WHAT YOU SHOULD DO »
Reproduce every entry exactly and leave its pictures out.

## start SUPPLIED DATA

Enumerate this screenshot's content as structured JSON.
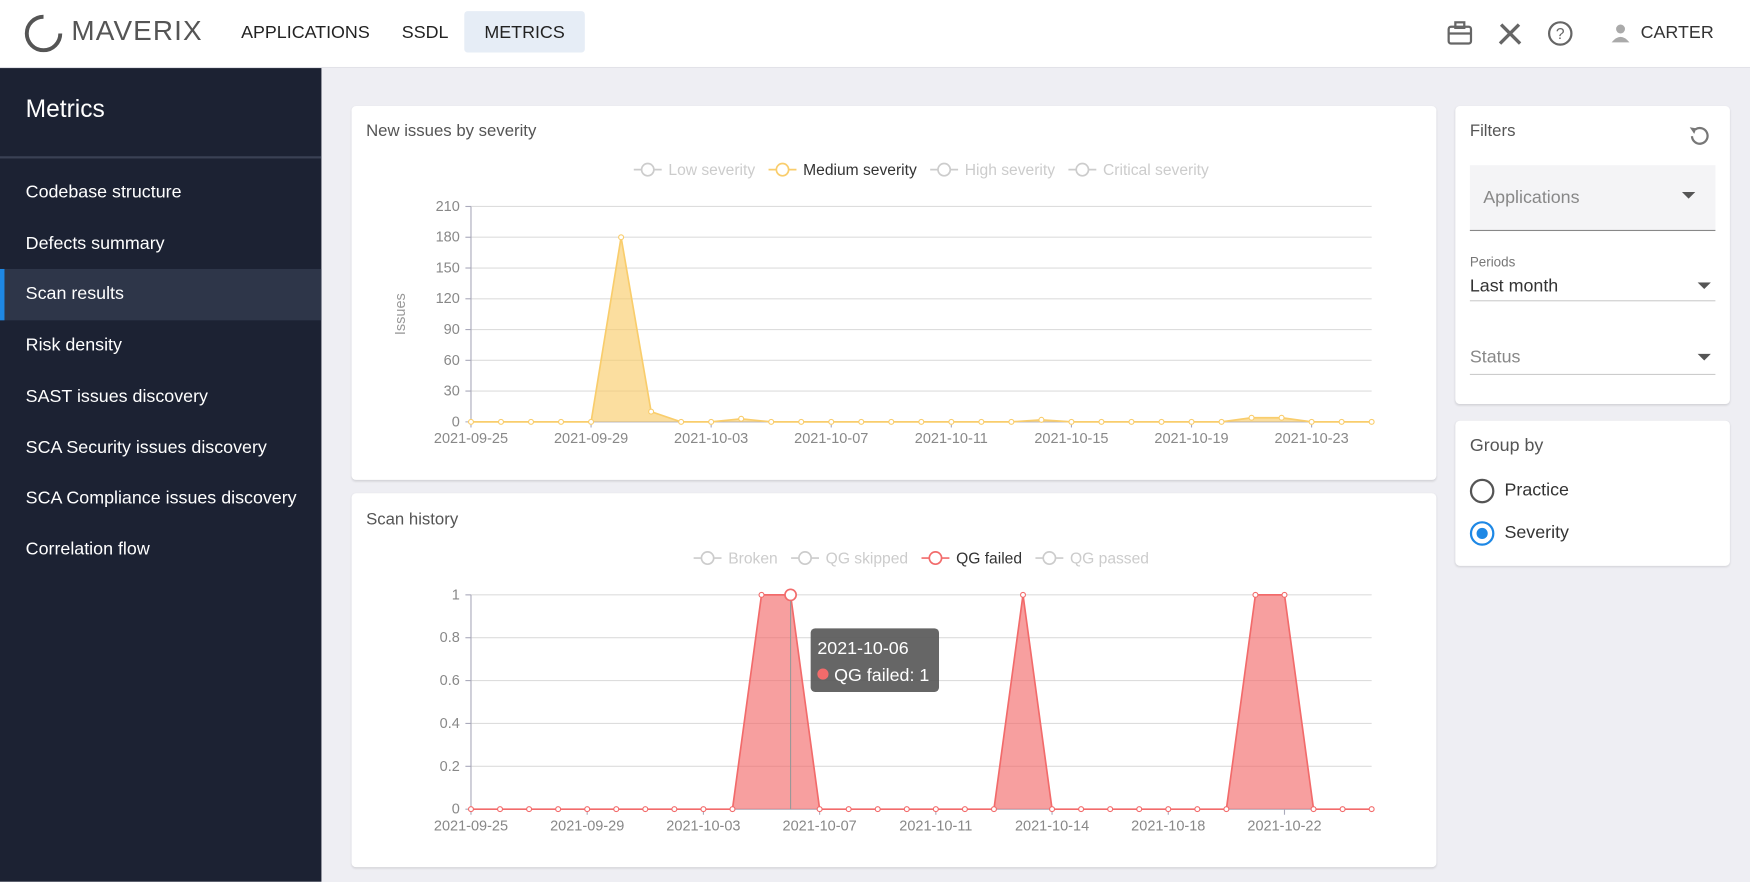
{
  "header": {
    "logo": "MAVERIX",
    "nav": [
      "APPLICATIONS",
      "SSDL",
      "METRICS"
    ],
    "active_nav": 2,
    "user": "CARTER"
  },
  "sidebar": {
    "title": "Metrics",
    "items": [
      "Codebase structure",
      "Defects summary",
      "Scan results",
      "Risk density",
      "SAST issues discovery",
      "SCA Security issues discovery",
      "SCA Compliance issues discovery",
      "Correlation flow"
    ],
    "active": 2
  },
  "chart_data": [
    {
      "type": "line",
      "area": true,
      "title": "New issues by severity",
      "ylabel": "Issues",
      "categories": [
        "2021-09-25",
        null,
        null,
        null,
        "2021-09-29",
        null,
        null,
        null,
        "2021-10-03",
        null,
        null,
        null,
        "2021-10-07",
        null,
        null,
        null,
        "2021-10-11",
        null,
        null,
        null,
        "2021-10-15",
        null,
        null,
        null,
        "2021-10-19",
        null,
        null,
        null,
        "2021-10-23",
        null,
        null
      ],
      "series": [
        {
          "name": "Low severity",
          "color": "#cccccc",
          "visible": false
        },
        {
          "name": "Medium severity",
          "color": "#f9cd6c",
          "visible": true,
          "values": [
            0,
            0,
            0,
            0,
            0,
            180,
            10,
            0,
            0,
            3,
            0,
            0,
            0,
            0,
            0,
            0,
            0,
            0,
            0,
            2,
            0,
            0,
            0,
            0,
            0,
            0,
            4,
            4,
            0,
            0,
            0
          ]
        },
        {
          "name": "High severity",
          "color": "#cccccc",
          "visible": false
        },
        {
          "name": "Critical severity",
          "color": "#cccccc",
          "visible": false
        }
      ],
      "ylim": [
        0,
        210
      ],
      "yticks": [
        0,
        30,
        60,
        90,
        120,
        150,
        180,
        210
      ],
      "grid": true
    },
    {
      "type": "line",
      "area": true,
      "title": "Scan history",
      "categories": [
        "2021-09-25",
        null,
        null,
        null,
        "2021-09-29",
        null,
        null,
        null,
        "2021-10-03",
        null,
        null,
        null,
        "2021-10-07",
        null,
        null,
        null,
        "2021-10-11",
        null,
        null,
        null,
        "2021-10-14",
        null,
        null,
        null,
        "2021-10-18",
        null,
        null,
        null,
        "2021-10-22",
        null,
        null,
        null
      ],
      "series": [
        {
          "name": "Broken",
          "color": "#cccccc",
          "visible": false
        },
        {
          "name": "QG skipped",
          "color": "#cccccc",
          "visible": false
        },
        {
          "name": "QG failed",
          "color": "#f26b6b",
          "visible": true,
          "values": [
            0,
            0,
            0,
            0,
            0,
            0,
            0,
            0,
            0,
            0,
            1,
            1,
            0,
            0,
            0,
            0,
            0,
            0,
            0,
            1,
            0,
            0,
            0,
            0,
            0,
            0,
            0,
            1,
            1,
            0,
            0,
            0
          ]
        },
        {
          "name": "QG passed",
          "color": "#cccccc",
          "visible": false
        }
      ],
      "ylim": [
        0,
        1
      ],
      "yticks": [
        0,
        0.2,
        0.4,
        0.6,
        0.8,
        1
      ],
      "grid": true,
      "tooltip": {
        "index": 11,
        "title": "2021-10-06",
        "label": "QG failed: 1"
      }
    }
  ],
  "filters": {
    "title": "Filters",
    "applications": "Applications",
    "periods_label": "Periods",
    "periods_value": "Last month",
    "status": "Status"
  },
  "group_by": {
    "title": "Group by",
    "options": [
      "Practice",
      "Severity"
    ],
    "selected": 1
  }
}
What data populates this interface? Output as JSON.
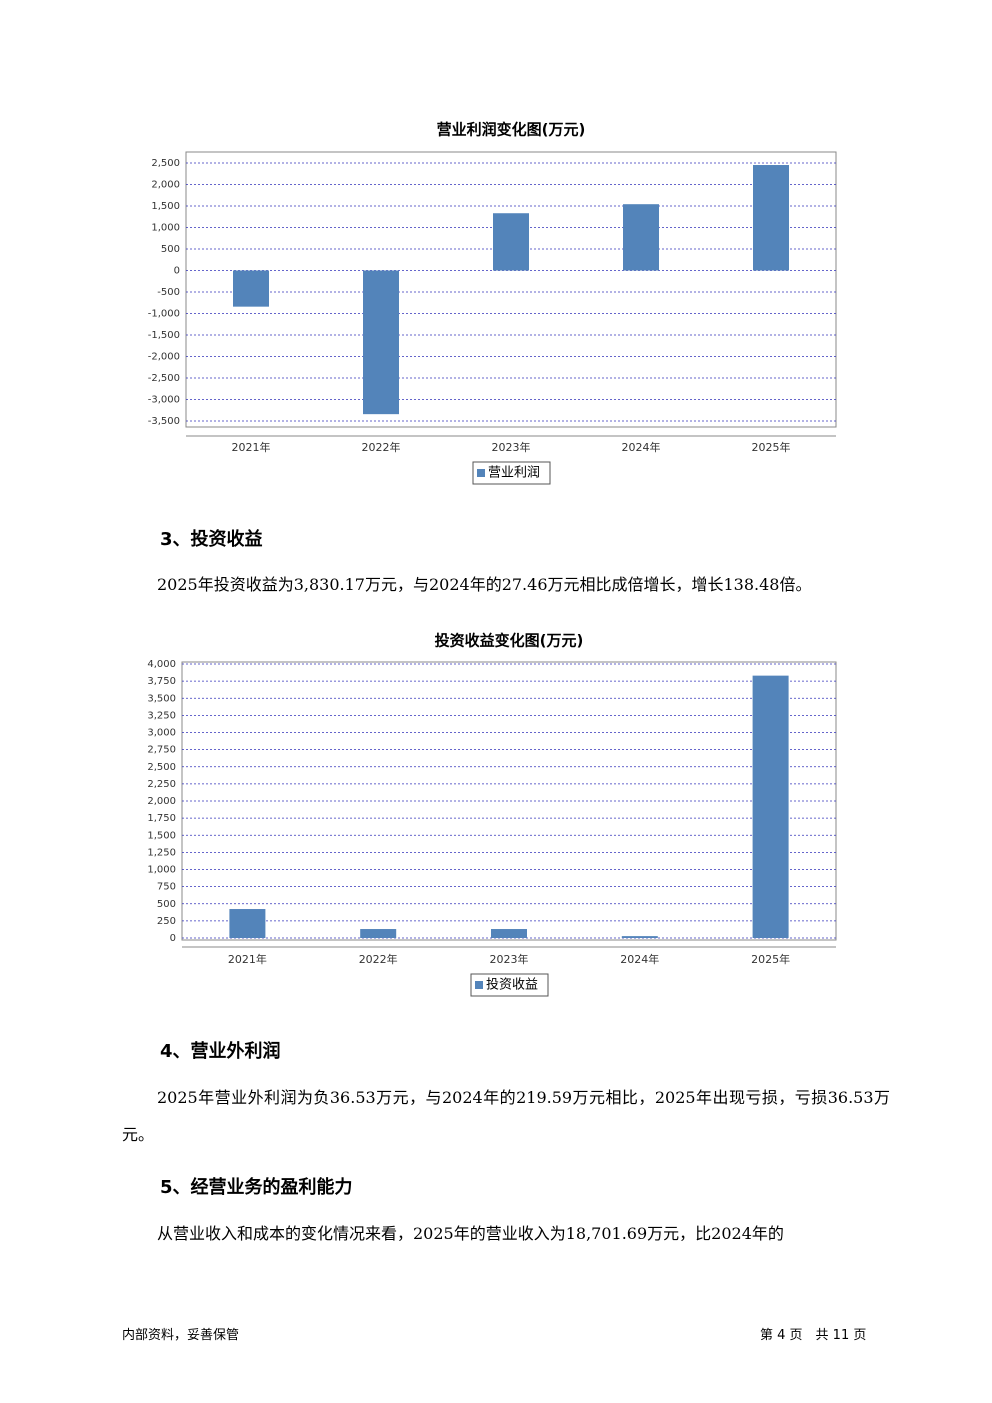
{
  "chart_data": [
    {
      "type": "bar",
      "title": "营业利润变化图(万元)",
      "categories": [
        "2021年",
        "2022年",
        "2023年",
        "2024年",
        "2025年"
      ],
      "series": [
        {
          "name": "营业利润",
          "color": "#5384ba",
          "values": [
            -841,
            -3341,
            1332,
            1542,
            2453
          ]
        }
      ],
      "ylim": [
        -3500,
        2500
      ],
      "yticks": [
        {
          "value": -3500,
          "label": "-3,500"
        },
        {
          "value": -3000,
          "label": "-3,000"
        },
        {
          "value": -2500,
          "label": "-2,500"
        },
        {
          "value": -2000,
          "label": "-2,000"
        },
        {
          "value": -1500,
          "label": "-1,500"
        },
        {
          "value": -1000,
          "label": "-1,000"
        },
        -500,
        0,
        500,
        {
          "value": 1000,
          "label": "1,000"
        },
        {
          "value": 1500,
          "label": "1,500"
        },
        {
          "value": 2000,
          "label": "2,000"
        },
        {
          "value": 2500,
          "label": "2,500"
        }
      ],
      "grid": true
    },
    {
      "type": "bar",
      "title": "投资收益变化图(万元)",
      "categories": [
        "2021年",
        "2022年",
        "2023年",
        "2024年",
        "2025年"
      ],
      "series": [
        {
          "name": "投资收益",
          "color": "#5384ba",
          "values": [
            423,
            131,
            131,
            27.46,
            3830.17
          ]
        }
      ],
      "ylim": [
        0,
        4000
      ],
      "yticks": [
        0,
        250,
        500,
        750,
        {
          "value": 1000,
          "label": "1,000"
        },
        {
          "value": 1250,
          "label": "1,250"
        },
        {
          "value": 1500,
          "label": "1,500"
        },
        {
          "value": 1750,
          "label": "1,750"
        },
        {
          "value": 2000,
          "label": "2,000"
        },
        {
          "value": 2250,
          "label": "2,250"
        },
        {
          "value": 2500,
          "label": "2,500"
        },
        {
          "value": 2750,
          "label": "2,750"
        },
        {
          "value": 3000,
          "label": "3,000"
        },
        {
          "value": 3250,
          "label": "3,250"
        },
        {
          "value": 3500,
          "label": "3,500"
        },
        {
          "value": 3750,
          "label": "3,750"
        },
        {
          "value": 4000,
          "label": "4,000"
        }
      ],
      "grid": true
    }
  ],
  "sections": [
    {
      "heading": "3、投资收益",
      "paragraph": "2025年投资收益为3,830.17万元，与2024年的27.46万元相比成倍增长，增长138.48倍。"
    },
    {
      "heading": "4、营业外利润",
      "paragraph": "2025年营业外利润为负36.53万元，与2024年的219.59万元相比，2025年出现亏损，亏损36.53万元。"
    },
    {
      "heading": "5、经营业务的盈利能力",
      "paragraph": "从营业收入和成本的变化情况来看，2025年的营业收入为18,701.69万元，比2024年的"
    }
  ],
  "footer": {
    "left": "内部资料，妥善保管",
    "right": "第 4 页　共 11 页"
  }
}
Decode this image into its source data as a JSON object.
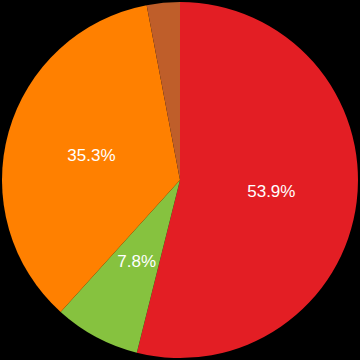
{
  "chart_data": {
    "type": "pie",
    "values": [
      53.9,
      7.8,
      35.3,
      3.0
    ],
    "value_labels": [
      "53.9%",
      "7.8%",
      "35.3%",
      null
    ],
    "colors": [
      "#e31e24",
      "#86c23f",
      "#ff8000",
      "#bf5e2a"
    ],
    "data_labels": true
  }
}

## end SUPPLIED DATA

THE ANSWER »
Enumerate this screenshot's content as structured JSON.
{
  "header": {
    "logo": "MAVERIX",
    "nav": [
      "APPLICATIONS",
      "SSDL",
      "METRICS"
    ],
    "active_nav": 2,
    "user": "CARTER"
  },
  "sidebar": {
    "title": "Metrics",
    "items": [
      "Codebase structure",
      "Defects summary",
      "Scan results",
      "Risk density",
      "SAST issues discovery",
      "SCA Security issues discovery",
      "SCA Compliance issues discovery",
      "Correlation flow"
    ],
    "active": 2
  },
  "chart_data": [
    {
      "type": "line",
      "area": true,
      "title": "New issues by severity",
      "ylabel": "Issues",
      "categories": [
        "2021-09-25",
        null,
        null,
        null,
        "2021-09-29",
        null,
        null,
        null,
        "2021-10-03",
        null,
        null,
        null,
        "2021-10-07",
        null,
        null,
        null,
        "2021-10-11",
        null,
        null,
        null,
        "2021-10-15",
        null,
        null,
        null,
        "2021-10-19",
        null,
        null,
        null,
        "2021-10-23",
        null,
        null
      ],
      "series": [
        {
          "name": "Low severity",
          "color": "#cccccc",
          "visible": false
        },
        {
          "name": "Medium severity",
          "color": "#f9cd6c",
          "visible": true,
          "values": [
            0,
            0,
            0,
            0,
            0,
            180,
            10,
            0,
            0,
            3,
            0,
            0,
            0,
            0,
            0,
            0,
            0,
            0,
            0,
            2,
            0,
            0,
            0,
            0,
            0,
            0,
            4,
            4,
            0,
            0,
            0
          ]
        },
        {
          "name": "High severity",
          "color": "#cccccc",
          "visible": false
        },
        {
          "name": "Critical severity",
          "color": "#cccccc",
          "visible": false
        }
      ],
      "ylim": [
        0,
        210
      ],
      "yticks": [
        0,
        30,
        60,
        90,
        120,
        150,
        180,
        210
      ],
      "grid": true
    },
    {
      "type": "line",
      "area": true,
      "title": "Scan history",
      "categories": [
        "2021-09-25",
        null,
        null,
        null,
        "2021-09-29",
        null,
        null,
        null,
        "2021-10-03",
        null,
        null,
        null,
        "2021-10-07",
        null,
        null,
        null,
        "2021-10-11",
        null,
        null,
        null,
        "2021-10-14",
        null,
        null,
        null,
        "2021-10-18",
        null,
        null,
        null,
        "2021-10-22",
        null,
        null,
        null
      ],
      "series": [
        {
          "name": "Broken",
          "color": "#cccccc",
          "visible": false
        },
        {
          "name": "QG skipped",
          "color": "#cccccc",
          "visible": false
        },
        {
          "name": "QG failed",
          "color": "#f26b6b",
          "visible": true,
          "values": [
            0,
            0,
            0,
            0,
            0,
            0,
            0,
            0,
            0,
            0,
            1,
            1,
            0,
            0,
            0,
            0,
            0,
            0,
            0,
            1,
            0,
            0,
            0,
            0,
            0,
            0,
            0,
            1,
            1,
            0,
            0,
            0
          ]
        },
        {
          "name": "QG passed",
          "color": "#cccccc",
          "visible": false
        }
      ],
      "ylim": [
        0,
        1
      ],
      "yticks": [
        0,
        0.2,
        0.4,
        0.6,
        0.8,
        1
      ],
      "grid": true,
      "tooltip": {
        "index": 11,
        "title": "2021-10-06",
        "label": "QG failed: 1"
      }
    }
  ],
  "filters": {
    "title": "Filters",
    "applications": "Applications",
    "periods_label": "Periods",
    "periods_value": "Last month",
    "status": "Status"
  },
  "group_by": {
    "title": "Group by",
    "options": [
      "Practice",
      "Severity"
    ],
    "selected": 1
  }
}
What data populates this interface? Output as JSON.
{
  "chart_data": [
    {
      "type": "bar",
      "title": "营业利润变化图(万元)",
      "categories": [
        "2021年",
        "2022年",
        "2023年",
        "2024年",
        "2025年"
      ],
      "series": [
        {
          "name": "营业利润",
          "color": "#5384ba",
          "values": [
            -841,
            -3341,
            1332,
            1542,
            2453
          ]
        }
      ],
      "ylim": [
        -3500,
        2500
      ],
      "yticks": [
        {
          "value": -3500,
          "label": "-3,500"
        },
        {
          "value": -3000,
          "label": "-3,000"
        },
        {
          "value": -2500,
          "label": "-2,500"
        },
        {
          "value": -2000,
          "label": "-2,000"
        },
        {
          "value": -1500,
          "label": "-1,500"
        },
        {
          "value": -1000,
          "label": "-1,000"
        },
        -500,
        0,
        500,
        {
          "value": 1000,
          "label": "1,000"
        },
        {
          "value": 1500,
          "label": "1,500"
        },
        {
          "value": 2000,
          "label": "2,000"
        },
        {
          "value": 2500,
          "label": "2,500"
        }
      ],
      "grid": true
    },
    {
      "type": "bar",
      "title": "投资收益变化图(万元)",
      "categories": [
        "2021年",
        "2022年",
        "2023年",
        "2024年",
        "2025年"
      ],
      "series": [
        {
          "name": "投资收益",
          "color": "#5384ba",
          "values": [
            423,
            131,
            131,
            27.46,
            3830.17
          ]
        }
      ],
      "ylim": [
        0,
        4000
      ],
      "yticks": [
        0,
        250,
        500,
        750,
        {
          "value": 1000,
          "label": "1,000"
        },
        {
          "value": 1250,
          "label": "1,250"
        },
        {
          "value": 1500,
          "label": "1,500"
        },
        {
          "value": 1750,
          "label": "1,750"
        },
        {
          "value": 2000,
          "label": "2,000"
        },
        {
          "value": 2250,
          "label": "2,250"
        },
        {
          "value": 2500,
          "label": "2,500"
        },
        {
          "value": 2750,
          "label": "2,750"
        },
        {
          "value": 3000,
          "label": "3,000"
        },
        {
          "value": 3250,
          "label": "3,250"
        },
        {
          "value": 3500,
          "label": "3,500"
        },
        {
          "value": 3750,
          "label": "3,750"
        },
        {
          "value": 4000,
          "label": "4,000"
        }
      ],
      "grid": true
    }
  ],
  "sections": [
    {
      "heading": "3、投资收益",
      "paragraph": "2025年投资收益为3,830.17万元，与2024年的27.46万元相比成倍增长，增长138.48倍。"
    },
    {
      "heading": "4、营业外利润",
      "paragraph": "2025年营业外利润为负36.53万元，与2024年的219.59万元相比，2025年出现亏损，亏损36.53万元。"
    },
    {
      "heading": "5、经营业务的盈利能力",
      "paragraph": "从营业收入和成本的变化情况来看，2025年的营业收入为18,701.69万元，比2024年的"
    }
  ],
  "footer": {
    "left": "内部资料，妥善保管",
    "right": "第 4 页　共 11 页"
  }
}
Decode this image into its source data as a JSON object.
{
  "chart_data": {
    "type": "pie",
    "values": [
      53.9,
      7.8,
      35.3,
      3.0
    ],
    "value_labels": [
      "53.9%",
      "7.8%",
      "35.3%",
      null
    ],
    "colors": [
      "#e31e24",
      "#86c23f",
      "#ff8000",
      "#bf5e2a"
    ],
    "data_labels": true
  }
}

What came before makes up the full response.